PASSAGE GIVEN:
☆ ☆ ☆

I’ve been thinking about envelopes and morphology a bunch lately. For one, trying to generate more temporal/morphological information from onsets and short attacks, but also how to better capture or analyze that information.
A while back I was looking at linear regression as a better summary statistic, which I quite like, particularly since the formula also spits out an r2 value, which seems to indicate a kind of confidence of the slope. So in that I feel like it gives you a derivative-esque measure of contour, but also how much that is the case.
Either way, these are summary statistics.
What I’m thinking about, and asking here, is if there’s a way to represent the envelope or contour that 1) can be some kind of summary and 2) can be queried in a variety of states.
By 1) I mean, not having the information for every single frame. For a low number of analysis frames, that’s fine, but if it’s a longer sample, having hundreds (or more) of frames, per sample, starts getting unwieldy.
By 2) I mean being able to query based on transformations of that contour.
Here’s some visual reference as to what I mean.
Say I have some kind of contour (be it loudness, centroid, whatever) that looks like this:
So a way to represent that that isn’t a list of 7 numbers (or 7 x/y pairs more likely), for both efficiency, but also to have it to be robust to transformations.
For example, if I wanted to have this contour match highly things that look like this:
So the individual values would be different, but the overall gesture or contour is “the same”. For the offset stuff, it would be easy to just store delta values, and then it doesn’t matter where in the overall space it falls. I guess it’s more complicated for scaled versions.

☆ ☆ ☆

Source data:
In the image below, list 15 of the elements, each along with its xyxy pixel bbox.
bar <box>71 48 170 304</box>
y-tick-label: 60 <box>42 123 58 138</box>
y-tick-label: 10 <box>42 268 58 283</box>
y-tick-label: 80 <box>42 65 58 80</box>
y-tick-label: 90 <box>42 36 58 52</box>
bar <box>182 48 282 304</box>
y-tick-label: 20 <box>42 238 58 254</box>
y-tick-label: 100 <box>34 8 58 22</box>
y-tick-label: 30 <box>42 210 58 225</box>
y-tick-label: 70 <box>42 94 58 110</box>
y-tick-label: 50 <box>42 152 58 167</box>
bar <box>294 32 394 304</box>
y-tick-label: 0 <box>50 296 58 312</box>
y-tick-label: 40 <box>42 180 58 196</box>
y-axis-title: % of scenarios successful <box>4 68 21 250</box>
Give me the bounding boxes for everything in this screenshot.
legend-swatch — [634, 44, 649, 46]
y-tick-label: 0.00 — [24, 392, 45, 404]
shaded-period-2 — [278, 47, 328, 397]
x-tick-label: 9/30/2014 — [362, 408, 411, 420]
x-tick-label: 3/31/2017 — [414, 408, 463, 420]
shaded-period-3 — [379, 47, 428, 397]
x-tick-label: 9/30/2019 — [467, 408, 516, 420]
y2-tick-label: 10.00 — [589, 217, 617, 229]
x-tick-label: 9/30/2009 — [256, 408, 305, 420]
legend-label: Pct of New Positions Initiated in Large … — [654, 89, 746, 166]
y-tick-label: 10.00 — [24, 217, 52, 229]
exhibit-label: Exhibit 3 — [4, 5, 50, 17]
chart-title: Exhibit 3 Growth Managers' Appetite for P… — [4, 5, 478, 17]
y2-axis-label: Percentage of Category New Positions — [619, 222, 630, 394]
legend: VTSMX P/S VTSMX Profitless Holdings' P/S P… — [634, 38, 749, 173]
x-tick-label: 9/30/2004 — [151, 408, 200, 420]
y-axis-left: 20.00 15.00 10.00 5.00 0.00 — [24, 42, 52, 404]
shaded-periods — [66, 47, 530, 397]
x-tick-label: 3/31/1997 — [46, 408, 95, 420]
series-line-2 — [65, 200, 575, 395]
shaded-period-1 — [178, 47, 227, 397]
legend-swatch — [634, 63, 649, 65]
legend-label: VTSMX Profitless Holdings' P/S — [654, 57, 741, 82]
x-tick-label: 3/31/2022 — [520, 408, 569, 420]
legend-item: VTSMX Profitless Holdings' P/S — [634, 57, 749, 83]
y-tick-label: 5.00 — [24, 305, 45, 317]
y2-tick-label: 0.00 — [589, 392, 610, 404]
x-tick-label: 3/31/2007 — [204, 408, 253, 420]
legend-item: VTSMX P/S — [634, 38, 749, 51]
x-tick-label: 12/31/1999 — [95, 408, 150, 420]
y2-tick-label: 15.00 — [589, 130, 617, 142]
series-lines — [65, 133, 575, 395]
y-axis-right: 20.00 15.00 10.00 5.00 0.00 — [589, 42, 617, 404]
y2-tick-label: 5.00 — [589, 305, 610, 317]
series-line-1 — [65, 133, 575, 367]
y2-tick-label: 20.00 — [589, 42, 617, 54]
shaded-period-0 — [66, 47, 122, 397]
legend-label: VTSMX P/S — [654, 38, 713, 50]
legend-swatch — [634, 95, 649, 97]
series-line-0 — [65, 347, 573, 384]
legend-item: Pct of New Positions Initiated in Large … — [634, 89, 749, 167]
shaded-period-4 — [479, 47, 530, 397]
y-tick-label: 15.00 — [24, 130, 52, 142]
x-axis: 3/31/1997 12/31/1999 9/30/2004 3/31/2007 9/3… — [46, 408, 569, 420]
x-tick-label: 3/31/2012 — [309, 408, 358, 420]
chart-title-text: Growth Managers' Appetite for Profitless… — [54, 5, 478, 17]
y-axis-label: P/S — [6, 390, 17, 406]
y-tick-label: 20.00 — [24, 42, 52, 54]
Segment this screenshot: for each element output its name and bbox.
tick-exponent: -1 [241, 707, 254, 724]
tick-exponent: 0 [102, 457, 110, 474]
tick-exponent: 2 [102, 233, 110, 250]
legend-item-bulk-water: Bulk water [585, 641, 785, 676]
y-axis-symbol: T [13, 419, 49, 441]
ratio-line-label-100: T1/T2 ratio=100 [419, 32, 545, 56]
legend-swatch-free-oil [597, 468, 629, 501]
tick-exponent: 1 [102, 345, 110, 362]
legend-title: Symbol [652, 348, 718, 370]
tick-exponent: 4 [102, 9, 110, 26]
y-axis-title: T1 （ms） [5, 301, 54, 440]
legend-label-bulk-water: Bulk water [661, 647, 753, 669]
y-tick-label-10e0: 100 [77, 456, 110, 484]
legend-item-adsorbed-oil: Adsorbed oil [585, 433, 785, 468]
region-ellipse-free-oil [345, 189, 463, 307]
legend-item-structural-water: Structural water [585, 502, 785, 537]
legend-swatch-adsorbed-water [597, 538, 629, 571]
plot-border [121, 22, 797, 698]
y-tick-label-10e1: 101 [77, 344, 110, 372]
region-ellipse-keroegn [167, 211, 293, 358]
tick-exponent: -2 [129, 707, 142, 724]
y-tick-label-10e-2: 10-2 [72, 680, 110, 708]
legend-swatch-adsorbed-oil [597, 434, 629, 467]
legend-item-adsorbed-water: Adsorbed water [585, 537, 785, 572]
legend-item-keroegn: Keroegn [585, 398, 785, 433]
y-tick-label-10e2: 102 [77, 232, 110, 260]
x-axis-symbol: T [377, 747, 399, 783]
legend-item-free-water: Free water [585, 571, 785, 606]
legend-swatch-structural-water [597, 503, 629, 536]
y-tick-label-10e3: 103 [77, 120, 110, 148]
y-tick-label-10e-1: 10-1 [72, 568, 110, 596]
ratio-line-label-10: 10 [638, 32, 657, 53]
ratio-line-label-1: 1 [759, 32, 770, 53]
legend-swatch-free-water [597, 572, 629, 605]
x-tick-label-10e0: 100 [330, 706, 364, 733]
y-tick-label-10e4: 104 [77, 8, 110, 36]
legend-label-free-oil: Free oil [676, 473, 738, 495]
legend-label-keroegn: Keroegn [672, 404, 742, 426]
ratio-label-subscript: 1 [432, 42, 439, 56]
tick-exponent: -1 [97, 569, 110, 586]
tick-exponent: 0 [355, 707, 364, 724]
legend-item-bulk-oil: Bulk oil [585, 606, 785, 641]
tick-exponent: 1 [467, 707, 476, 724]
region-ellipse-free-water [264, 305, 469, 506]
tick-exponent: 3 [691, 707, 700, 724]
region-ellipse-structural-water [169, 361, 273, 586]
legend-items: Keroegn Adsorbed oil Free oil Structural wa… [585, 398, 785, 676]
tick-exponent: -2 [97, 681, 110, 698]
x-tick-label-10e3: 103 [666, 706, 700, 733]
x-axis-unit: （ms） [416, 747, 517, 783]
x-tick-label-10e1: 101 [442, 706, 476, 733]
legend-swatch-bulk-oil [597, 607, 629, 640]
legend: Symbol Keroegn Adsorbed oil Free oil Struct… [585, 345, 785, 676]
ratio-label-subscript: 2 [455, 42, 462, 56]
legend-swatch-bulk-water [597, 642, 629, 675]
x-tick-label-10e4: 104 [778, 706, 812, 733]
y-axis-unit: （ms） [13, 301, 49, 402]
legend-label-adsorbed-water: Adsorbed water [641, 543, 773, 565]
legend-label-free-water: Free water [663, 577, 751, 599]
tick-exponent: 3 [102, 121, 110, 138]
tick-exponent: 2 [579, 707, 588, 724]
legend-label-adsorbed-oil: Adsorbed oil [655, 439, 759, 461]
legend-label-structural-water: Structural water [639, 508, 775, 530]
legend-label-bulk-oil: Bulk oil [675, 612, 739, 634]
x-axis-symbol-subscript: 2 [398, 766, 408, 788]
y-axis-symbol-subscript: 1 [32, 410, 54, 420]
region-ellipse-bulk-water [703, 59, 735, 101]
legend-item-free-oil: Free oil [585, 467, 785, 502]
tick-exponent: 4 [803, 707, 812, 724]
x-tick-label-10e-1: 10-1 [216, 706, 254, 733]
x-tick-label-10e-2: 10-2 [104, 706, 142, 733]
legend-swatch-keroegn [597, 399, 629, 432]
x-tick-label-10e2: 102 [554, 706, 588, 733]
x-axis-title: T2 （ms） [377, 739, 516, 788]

☆ ☆ ☆

REQUIRED ACTIONS:
a) In the forum post on envelope contours, what value does the linear regression formula produce that the writer says seems to indicate a kind of confidence of the slope?
b) According to the forum post on envelope contours, why would storing delta values handle offset versions of a contour?
c) Write a continuation of the forum post on envelope contours, starting after its final sentence.

RESPONSES:
a) An r2 value.

b) With delta values, only the changes between points are stored, not their absolute positions. So it no longer matters where in the overall space the contour falls, and an offset copy of the same gesture produces the same stored values.

c)
But what I find more interesting here is to have this be applicable to difference scales of time:
Here, I’ve literally just dragged function
to make it appear longer, but this would potentially be the same kind of contour but made up of a different amount of individual points.
The overall idea here would be that I can have any given contour/envelope and query via that as an initial way to cut down on the overall corpus/dataset, and then match for specific ranges/values after that. This way I could match via contour or gesture in a manner that is divorced from duration and temporality. A way to side-step my “short analysis window and long samples to playback” problem.
Metaphor wise, it also makes sense to me in a vector vs raster way, where I’d like to have vector representations of the contours, which can be queried with, that is divorced from the per-pixel/per-sample counterparts.
Is this a thing?